====== Stored data

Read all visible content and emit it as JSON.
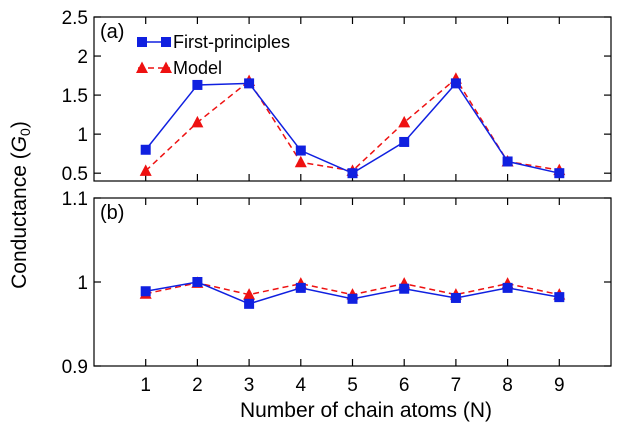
{
  "chart_data": {
    "type": "line",
    "ylabel": "Conductance (G0)",
    "ylabel_parts": {
      "main": "Conductance (",
      "symbol": "G",
      "subscript": "0",
      "close": ")"
    },
    "xlabel": "Number of chain atoms (N)",
    "x": [
      1,
      2,
      3,
      4,
      5,
      6,
      7,
      8,
      9
    ],
    "xlim": [
      0,
      10
    ],
    "xticks": [
      "1",
      "2",
      "3",
      "4",
      "5",
      "6",
      "7",
      "8",
      "9"
    ],
    "panels": [
      {
        "tag": "(a)",
        "ylim": [
          0.4,
          2.5
        ],
        "yticks": [
          0.5,
          1,
          1.5,
          2,
          2.5
        ],
        "ytick_labels": [
          "0.5",
          "1",
          "1.5",
          "2",
          "2.5"
        ],
        "legend": {
          "position": "top-left"
        },
        "series": [
          {
            "name": "First-principles",
            "style": "solid",
            "marker": "square",
            "color": "#1020e0",
            "values": [
              0.8,
              1.63,
              1.65,
              0.79,
              0.5,
              0.9,
              1.65,
              0.65,
              0.5
            ]
          },
          {
            "name": "Model",
            "style": "dashed",
            "marker": "triangle",
            "color": "#ee1111",
            "values": [
              0.53,
              1.15,
              1.68,
              0.64,
              0.53,
              1.15,
              1.71,
              0.65,
              0.54
            ]
          }
        ]
      },
      {
        "tag": "(b)",
        "ylim": [
          0.9,
          1.1
        ],
        "yticks": [
          0.9,
          1.0,
          1.1
        ],
        "ytick_labels": [
          "0.9",
          "1",
          "1.1"
        ],
        "series": [
          {
            "name": "First-principles",
            "style": "solid",
            "marker": "square",
            "color": "#1020e0",
            "values": [
              0.989,
              1.0,
              0.974,
              0.993,
              0.98,
              0.992,
              0.981,
              0.993,
              0.982
            ]
          },
          {
            "name": "Model",
            "style": "dashed",
            "marker": "triangle",
            "color": "#ee1111",
            "values": [
              0.986,
              0.999,
              0.985,
              0.998,
              0.985,
              0.998,
              0.985,
              0.998,
              0.985
            ]
          }
        ]
      }
    ]
  }
}
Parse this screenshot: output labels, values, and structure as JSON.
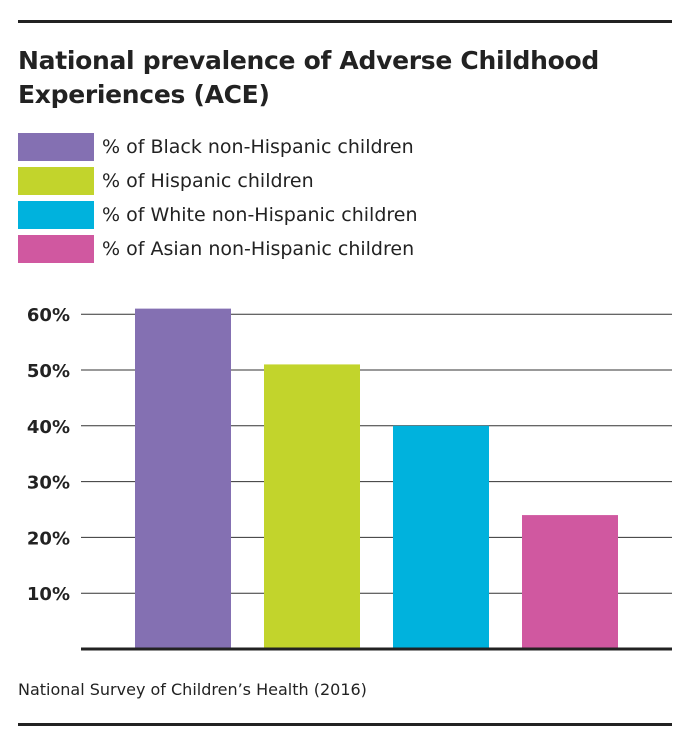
{
  "title": "National prevalence of Adverse Childhood Experiences (ACE)",
  "source": "National Survey of Children’s Health (2016)",
  "chart_data": {
    "type": "bar",
    "categories": [
      "% of Black non-Hispanic children",
      "% of Hispanic children",
      "% of White non-Hispanic children",
      "% of Asian non-Hispanic children"
    ],
    "values": [
      61,
      51,
      40,
      24
    ],
    "colors": [
      "#8470b2",
      "#c2d42c",
      "#00b2dd",
      "#d058a0"
    ],
    "ylim": [
      0,
      60
    ],
    "yticks": [
      {
        "value": 10,
        "label": "10%"
      },
      {
        "value": 20,
        "label": "20%"
      },
      {
        "value": 30,
        "label": "30%"
      },
      {
        "value": 40,
        "label": "40%"
      },
      {
        "value": 50,
        "label": "50%"
      },
      {
        "value": 60,
        "label": "60%"
      }
    ],
    "grid": true,
    "legend_position": "top",
    "xlabel": "",
    "ylabel": ""
  }
}
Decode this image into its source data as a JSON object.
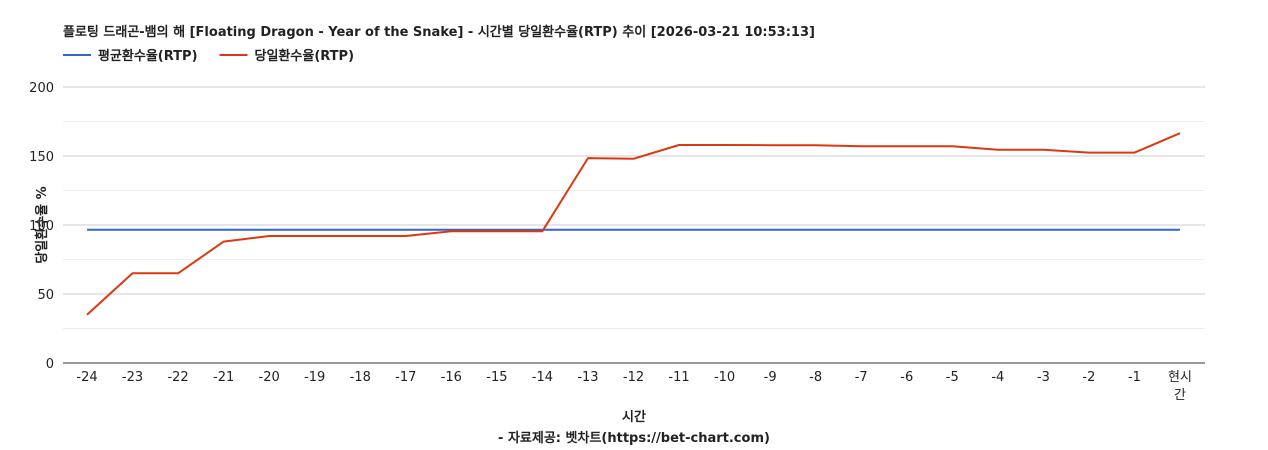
{
  "chart_data": {
    "type": "line",
    "title": "플로팅 드래곤-뱀의 해 [Floating Dragon - Year of the Snake] - 시간별 당일환수율(RTP) 추이 [2026-03-21 10:53:13]",
    "xlabel": "시간",
    "ylabel": "당일환수율 %",
    "source": "- 자료제공: 벳차트(https://bet-chart.com)",
    "ylim": [
      0,
      200
    ],
    "yticks": [
      0,
      50,
      100,
      150,
      200
    ],
    "grid": true,
    "legend_position": "top-left",
    "x": [
      "-24",
      "-23",
      "-22",
      "-21",
      "-20",
      "-19",
      "-18",
      "-17",
      "-16",
      "-15",
      "-14",
      "-13",
      "-12",
      "-11",
      "-10",
      "-9",
      "-8",
      "-7",
      "-6",
      "-5",
      "-4",
      "-3",
      "-2",
      "-1",
      "현시간"
    ],
    "series": [
      {
        "name": "평균환수율(RTP)",
        "color": "#3366cc",
        "values": [
          96.5,
          96.5,
          96.5,
          96.5,
          96.5,
          96.5,
          96.5,
          96.5,
          96.5,
          96.5,
          96.5,
          96.5,
          96.5,
          96.5,
          96.5,
          96.5,
          96.5,
          96.5,
          96.5,
          96.5,
          96.5,
          96.5,
          96.5,
          96.5,
          96.5
        ]
      },
      {
        "name": "당일환수율(RTP)",
        "color": "#dc3912",
        "values": [
          35,
          65,
          65,
          88,
          92,
          92,
          92,
          92,
          95.5,
          95.5,
          95.5,
          148.5,
          148,
          158,
          158,
          157.8,
          157.8,
          157,
          157,
          157,
          154.5,
          154.5,
          152.5,
          152.5,
          166.5
        ]
      }
    ]
  }
}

============

▸ To be done: Retype each line of the listing above word for word. Exclude the pictures.

▸ Expected answer:
Read all visible content and emit it as JSON.
{
  "chart_data": {
    "type": "line",
    "ylabel": "Conductance (G0)",
    "ylabel_parts": {
      "main": "Conductance (",
      "symbol": "G",
      "subscript": "0",
      "close": ")"
    },
    "xlabel": "Number of chain atoms (N)",
    "x": [
      1,
      2,
      3,
      4,
      5,
      6,
      7,
      8,
      9
    ],
    "xlim": [
      0,
      10
    ],
    "xticks": [
      "1",
      "2",
      "3",
      "4",
      "5",
      "6",
      "7",
      "8",
      "9"
    ],
    "panels": [
      {
        "tag": "(a)",
        "ylim": [
          0.4,
          2.5
        ],
        "yticks": [
          0.5,
          1,
          1.5,
          2,
          2.5
        ],
        "ytick_labels": [
          "0.5",
          "1",
          "1.5",
          "2",
          "2.5"
        ],
        "legend": {
          "position": "top-left"
        },
        "series": [
          {
            "name": "First-principles",
            "style": "solid",
            "marker": "square",
            "color": "#1020e0",
            "values": [
              0.8,
              1.63,
              1.65,
              0.79,
              0.5,
              0.9,
              1.65,
              0.65,
              0.5
            ]
          },
          {
            "name": "Model",
            "style": "dashed",
            "marker": "triangle",
            "color": "#ee1111",
            "values": [
              0.53,
              1.15,
              1.68,
              0.64,
              0.53,
              1.15,
              1.71,
              0.65,
              0.54
            ]
          }
        ]
      },
      {
        "tag": "(b)",
        "ylim": [
          0.9,
          1.1
        ],
        "yticks": [
          0.9,
          1.0,
          1.1
        ],
        "ytick_labels": [
          "0.9",
          "1",
          "1.1"
        ],
        "series": [
          {
            "name": "First-principles",
            "style": "solid",
            "marker": "square",
            "color": "#1020e0",
            "values": [
              0.989,
              1.0,
              0.974,
              0.993,
              0.98,
              0.992,
              0.981,
              0.993,
              0.982
            ]
          },
          {
            "name": "Model",
            "style": "dashed",
            "marker": "triangle",
            "color": "#ee1111",
            "values": [
              0.986,
              0.999,
              0.985,
              0.998,
              0.985,
              0.998,
              0.985,
              0.998,
              0.985
            ]
          }
        ]
      }
    ]
  }
}
Parse this screenshot: output labels, values, and structure as JSON.
{
  "title": "National prevalence of Adverse Childhood Experiences (ACE)",
  "source": "National Survey of Children’s Health (2016)",
  "chart_data": {
    "type": "bar",
    "categories": [
      "% of Black non-Hispanic children",
      "% of Hispanic children",
      "% of White non-Hispanic children",
      "% of Asian non-Hispanic children"
    ],
    "values": [
      61,
      51,
      40,
      24
    ],
    "colors": [
      "#8470b2",
      "#c2d42c",
      "#00b2dd",
      "#d058a0"
    ],
    "ylim": [
      0,
      60
    ],
    "yticks": [
      {
        "value": 10,
        "label": "10%"
      },
      {
        "value": 20,
        "label": "20%"
      },
      {
        "value": 30,
        "label": "30%"
      },
      {
        "value": 40,
        "label": "40%"
      },
      {
        "value": 50,
        "label": "50%"
      },
      {
        "value": 60,
        "label": "60%"
      }
    ],
    "grid": true,
    "legend_position": "top",
    "xlabel": "",
    "ylabel": ""
  }
}
Decode this image into its source data as a JSON object.
{
  "chart_data": {
    "type": "line",
    "title": "플로팅 드래곤-뱀의 해 [Floating Dragon - Year of the Snake] - 시간별 당일환수율(RTP) 추이 [2026-03-21 10:53:13]",
    "xlabel": "시간",
    "ylabel": "당일환수율 %",
    "source": "- 자료제공: 벳차트(https://bet-chart.com)",
    "ylim": [
      0,
      200
    ],
    "yticks": [
      0,
      50,
      100,
      150,
      200
    ],
    "grid": true,
    "legend_position": "top-left",
    "x": [
      "-24",
      "-23",
      "-22",
      "-21",
      "-20",
      "-19",
      "-18",
      "-17",
      "-16",
      "-15",
      "-14",
      "-13",
      "-12",
      "-11",
      "-10",
      "-9",
      "-8",
      "-7",
      "-6",
      "-5",
      "-4",
      "-3",
      "-2",
      "-1",
      "현시간"
    ],
    "series": [
      {
        "name": "평균환수율(RTP)",
        "color": "#3366cc",
        "values": [
          96.5,
          96.5,
          96.5,
          96.5,
          96.5,
          96.5,
          96.5,
          96.5,
          96.5,
          96.5,
          96.5,
          96.5,
          96.5,
          96.5,
          96.5,
          96.5,
          96.5,
          96.5,
          96.5,
          96.5,
          96.5,
          96.5,
          96.5,
          96.5,
          96.5
        ]
      },
      {
        "name": "당일환수율(RTP)",
        "color": "#dc3912",
        "values": [
          35,
          65,
          65,
          88,
          92,
          92,
          92,
          92,
          95.5,
          95.5,
          95.5,
          148.5,
          148,
          158,
          158,
          157.8,
          157.8,
          157,
          157,
          157,
          154.5,
          154.5,
          152.5,
          152.5,
          166.5
        ]
      }
    ]
  }
}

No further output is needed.